- **INFORMATION GIVEN**
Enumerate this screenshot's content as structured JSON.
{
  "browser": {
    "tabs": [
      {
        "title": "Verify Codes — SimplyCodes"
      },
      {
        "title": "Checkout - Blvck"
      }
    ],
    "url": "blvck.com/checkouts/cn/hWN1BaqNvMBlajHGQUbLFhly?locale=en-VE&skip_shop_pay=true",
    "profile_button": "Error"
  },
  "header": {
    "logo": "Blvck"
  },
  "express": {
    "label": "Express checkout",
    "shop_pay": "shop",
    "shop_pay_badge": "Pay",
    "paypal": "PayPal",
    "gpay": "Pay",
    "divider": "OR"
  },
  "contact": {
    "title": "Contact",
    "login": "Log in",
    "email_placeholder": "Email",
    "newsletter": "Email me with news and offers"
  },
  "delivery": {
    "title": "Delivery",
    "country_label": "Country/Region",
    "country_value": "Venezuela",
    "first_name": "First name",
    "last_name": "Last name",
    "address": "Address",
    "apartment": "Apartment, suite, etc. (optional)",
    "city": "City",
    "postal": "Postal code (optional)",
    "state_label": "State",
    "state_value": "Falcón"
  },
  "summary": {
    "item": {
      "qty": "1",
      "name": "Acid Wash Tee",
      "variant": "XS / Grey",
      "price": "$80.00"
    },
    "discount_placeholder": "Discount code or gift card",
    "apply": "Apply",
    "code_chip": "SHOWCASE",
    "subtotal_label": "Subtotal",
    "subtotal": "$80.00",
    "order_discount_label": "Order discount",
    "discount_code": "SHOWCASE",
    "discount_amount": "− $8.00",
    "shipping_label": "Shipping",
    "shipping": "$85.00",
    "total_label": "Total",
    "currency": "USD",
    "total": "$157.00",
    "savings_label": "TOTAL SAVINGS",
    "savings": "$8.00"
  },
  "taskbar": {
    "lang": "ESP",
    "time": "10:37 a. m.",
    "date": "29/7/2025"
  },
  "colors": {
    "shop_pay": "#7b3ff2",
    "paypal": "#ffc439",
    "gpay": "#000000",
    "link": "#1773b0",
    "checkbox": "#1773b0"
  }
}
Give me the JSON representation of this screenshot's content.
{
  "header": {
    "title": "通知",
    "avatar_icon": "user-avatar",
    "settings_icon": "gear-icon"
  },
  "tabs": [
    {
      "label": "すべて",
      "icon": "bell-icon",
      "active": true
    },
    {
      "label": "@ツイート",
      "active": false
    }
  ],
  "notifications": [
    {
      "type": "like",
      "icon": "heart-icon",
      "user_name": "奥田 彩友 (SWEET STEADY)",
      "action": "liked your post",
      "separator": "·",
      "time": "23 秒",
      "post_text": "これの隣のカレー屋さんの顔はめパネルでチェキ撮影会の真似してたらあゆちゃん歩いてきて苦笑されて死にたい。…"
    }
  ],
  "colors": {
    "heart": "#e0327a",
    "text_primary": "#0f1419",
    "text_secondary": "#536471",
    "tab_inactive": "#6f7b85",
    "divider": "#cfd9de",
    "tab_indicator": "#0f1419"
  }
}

- **WHAT YOU ARE ASKED TO DO**
Take every line containing the word "Email" and copy it.

- **TASK OUTPUT**
    "email_placeholder": "Email",
    "newsletter": "Email me with news and offers"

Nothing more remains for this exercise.